> [Written instruction]
Copy all lines below exactly as written. Leave pictures out.

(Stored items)
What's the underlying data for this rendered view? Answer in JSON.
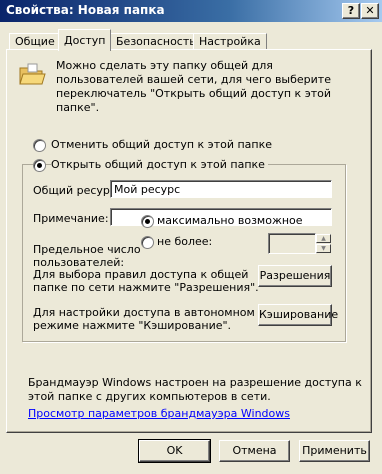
{
  "window": {
    "title": "Свойства: Новая папка",
    "help_button": "?",
    "close_button": "✕"
  },
  "tabs": [
    {
      "label": "Общие"
    },
    {
      "label": "Доступ"
    },
    {
      "label": "Безопасность"
    },
    {
      "label": "Настройка"
    }
  ],
  "sharing": {
    "intro": "Можно сделать эту папку общей для пользователей вашей сети, для чего выберите переключатель \"Открыть общий доступ к этой папке\".",
    "option_unshare": "Отменить общий доступ к этой папке",
    "option_share": "Открыть общий доступ к этой папке",
    "share_name_label": "Общий ресурс:",
    "share_name_value": "Мой ресурс",
    "comment_label": "Примечание:",
    "comment_value": "",
    "user_limit_label_1": "Предельное число",
    "user_limit_label_2": "пользователей:",
    "limit_max": "максимально возможное",
    "limit_no_more": "не более:",
    "limit_count": "",
    "permissions_text_1": "Для выбора правил доступа к общей",
    "permissions_text_2": "папке по сети нажмите \"Разрешения\".",
    "permissions_button": "Разрешения",
    "caching_text_1": "Для настройки доступа в автономном",
    "caching_text_2": "режиме нажмите \"Кэширование\".",
    "caching_button": "Кэширование",
    "firewall_text_1": "Брандмауэр Windows настроен на разрешение доступа к",
    "firewall_text_2": "этой папке с других компьютеров в сети.",
    "firewall_link": "Просмотр параметров брандмауэра Windows"
  },
  "footer": {
    "ok": "OK",
    "cancel": "Отмена",
    "apply": "Применить"
  }
}
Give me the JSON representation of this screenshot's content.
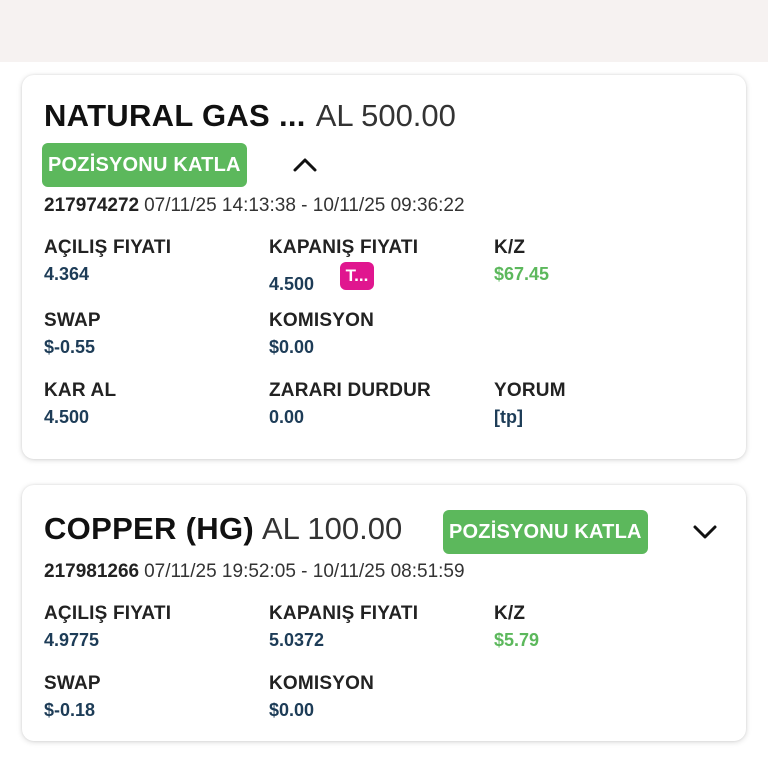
{
  "colors": {
    "accent_green": "#5cb85c",
    "value_navy": "#1d3c57",
    "badge_magenta": "#e0168f"
  },
  "positions": [
    {
      "instrument": "NATURAL GAS ...",
      "side_amount": "AL 500.00",
      "action_label": "POZİSYONU KATLA",
      "expand_icon": "chevron-up-icon",
      "position_id": "217974272",
      "date_range": "07/11/25 14:13:38 - 10/11/25 09:36:22",
      "fields": {
        "open_price": {
          "label": "AÇILIŞ FIYATI",
          "value": "4.364"
        },
        "close_price": {
          "label": "KAPANIŞ FIYATI",
          "value": "4.500",
          "badge": "T..."
        },
        "pnl": {
          "label": "K/Z",
          "value": "$67.45"
        },
        "swap": {
          "label": "SWAP",
          "value": "$-0.55"
        },
        "commission": {
          "label": "KOMISYON",
          "value": "$0.00"
        },
        "take_profit": {
          "label": "KAR AL",
          "value": "4.500"
        },
        "stop_loss": {
          "label": "ZARARI DURDUR",
          "value": "0.00"
        },
        "comment": {
          "label": "YORUM",
          "value": "[tp]"
        }
      }
    },
    {
      "instrument": "COPPER (HG)",
      "side_amount": "AL 100.00",
      "action_label": "POZİSYONU KATLA",
      "expand_icon": "chevron-down-icon",
      "position_id": "217981266",
      "date_range": "07/11/25 19:52:05 - 10/11/25 08:51:59",
      "fields": {
        "open_price": {
          "label": "AÇILIŞ FIYATI",
          "value": "4.9775"
        },
        "close_price": {
          "label": "KAPANIŞ FIYATI",
          "value": "5.0372"
        },
        "pnl": {
          "label": "K/Z",
          "value": "$5.79"
        },
        "swap": {
          "label": "SWAP",
          "value": "$-0.18"
        },
        "commission": {
          "label": "KOMISYON",
          "value": "$0.00"
        }
      }
    }
  ]
}
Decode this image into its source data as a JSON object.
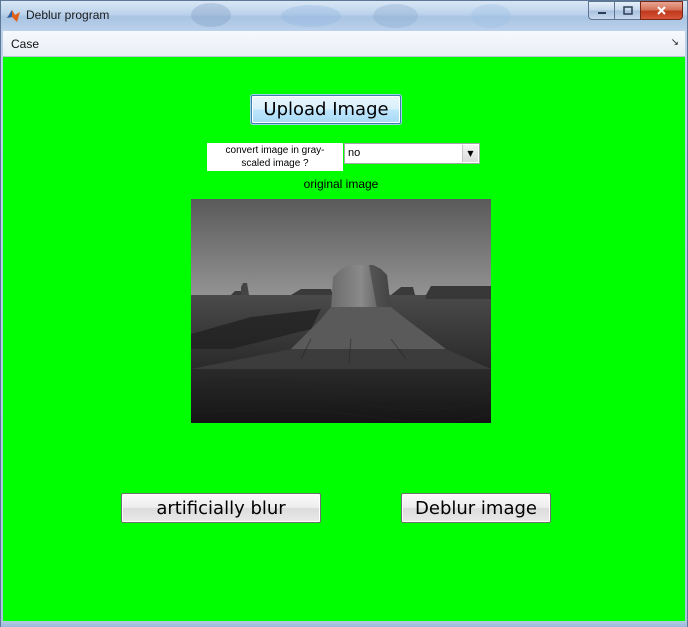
{
  "window": {
    "title": "Deblur program",
    "app_icon": "matlab-icon",
    "controls": [
      "minimize-icon",
      "maximize-icon",
      "close-icon"
    ]
  },
  "menubar": {
    "items": [
      {
        "label": "Case"
      }
    ],
    "right_icon": "dock-arrow-icon"
  },
  "main": {
    "background": "#00ff00",
    "upload_button": "Upload Image",
    "convert_label": "convert image in gray-scaled image ?",
    "convert_select": {
      "value": "no"
    },
    "image_caption": "original image",
    "image_description": "grayscale desert landscape photo",
    "blur_button": "artificially blur",
    "deblur_button": "Deblur image"
  }
}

> [Expected answer]
What's the underlying data for this rendered view? Answer in JSON.
{
  "window": {
    "title": "Свойства: Новая папка",
    "help_button": "?",
    "close_button": "✕"
  },
  "tabs": [
    {
      "label": "Общие"
    },
    {
      "label": "Доступ"
    },
    {
      "label": "Безопасность"
    },
    {
      "label": "Настройка"
    }
  ],
  "sharing": {
    "intro": "Можно сделать эту папку общей для пользователей вашей сети, для чего выберите переключатель \"Открыть общий доступ к этой папке\".",
    "option_unshare": "Отменить общий доступ к этой папке",
    "option_share": "Открыть общий доступ к этой папке",
    "share_name_label": "Общий ресурс:",
    "share_name_value": "Мой ресурс",
    "comment_label": "Примечание:",
    "comment_value": "",
    "user_limit_label_1": "Предельное число",
    "user_limit_label_2": "пользователей:",
    "limit_max": "максимально возможное",
    "limit_no_more": "не более:",
    "limit_count": "",
    "permissions_text_1": "Для выбора правил доступа к общей",
    "permissions_text_2": "папке по сети нажмите \"Разрешения\".",
    "permissions_button": "Разрешения",
    "caching_text_1": "Для настройки доступа в автономном",
    "caching_text_2": "режиме нажмите \"Кэширование\".",
    "caching_button": "Кэширование",
    "firewall_text_1": "Брандмауэр Windows настроен на разрешение доступа к",
    "firewall_text_2": "этой папке с других компьютеров в сети.",
    "firewall_link": "Просмотр параметров брандмауэра Windows"
  },
  "footer": {
    "ok": "OK",
    "cancel": "Отмена",
    "apply": "Применить"
  }
}
Give me the JSON representation of this screenshot's content.
{
  "colors": {
    "accent_green": "#5cb85c",
    "value_navy": "#1d3c57",
    "badge_magenta": "#e0168f"
  },
  "positions": [
    {
      "instrument": "NATURAL GAS ...",
      "side_amount": "AL 500.00",
      "action_label": "POZİSYONU KATLA",
      "expand_icon": "chevron-up-icon",
      "position_id": "217974272",
      "date_range": "07/11/25 14:13:38 - 10/11/25 09:36:22",
      "fields": {
        "open_price": {
          "label": "AÇILIŞ FIYATI",
          "value": "4.364"
        },
        "close_price": {
          "label": "KAPANIŞ FIYATI",
          "value": "4.500",
          "badge": "T..."
        },
        "pnl": {
          "label": "K/Z",
          "value": "$67.45"
        },
        "swap": {
          "label": "SWAP",
          "value": "$-0.55"
        },
        "commission": {
          "label": "KOMISYON",
          "value": "$0.00"
        },
        "take_profit": {
          "label": "KAR AL",
          "value": "4.500"
        },
        "stop_loss": {
          "label": "ZARARI DURDUR",
          "value": "0.00"
        },
        "comment": {
          "label": "YORUM",
          "value": "[tp]"
        }
      }
    },
    {
      "instrument": "COPPER (HG)",
      "side_amount": "AL 100.00",
      "action_label": "POZİSYONU KATLA",
      "expand_icon": "chevron-down-icon",
      "position_id": "217981266",
      "date_range": "07/11/25 19:52:05 - 10/11/25 08:51:59",
      "fields": {
        "open_price": {
          "label": "AÇILIŞ FIYATI",
          "value": "4.9775"
        },
        "close_price": {
          "label": "KAPANIŞ FIYATI",
          "value": "5.0372"
        },
        "pnl": {
          "label": "K/Z",
          "value": "$5.79"
        },
        "swap": {
          "label": "SWAP",
          "value": "$-0.18"
        },
        "commission": {
          "label": "KOMISYON",
          "value": "$0.00"
        }
      }
    }
  ]
}
Decode this image into its source data as a JSON object.
{
  "window": {
    "title": "Deblur program",
    "app_icon": "matlab-icon",
    "controls": [
      "minimize-icon",
      "maximize-icon",
      "close-icon"
    ]
  },
  "menubar": {
    "items": [
      {
        "label": "Case"
      }
    ],
    "right_icon": "dock-arrow-icon"
  },
  "main": {
    "background": "#00ff00",
    "upload_button": "Upload Image",
    "convert_label": "convert image in gray-scaled image ?",
    "convert_select": {
      "value": "no"
    },
    "image_caption": "original image",
    "image_description": "grayscale desert landscape photo",
    "blur_button": "artificially blur",
    "deblur_button": "Deblur image"
  }
}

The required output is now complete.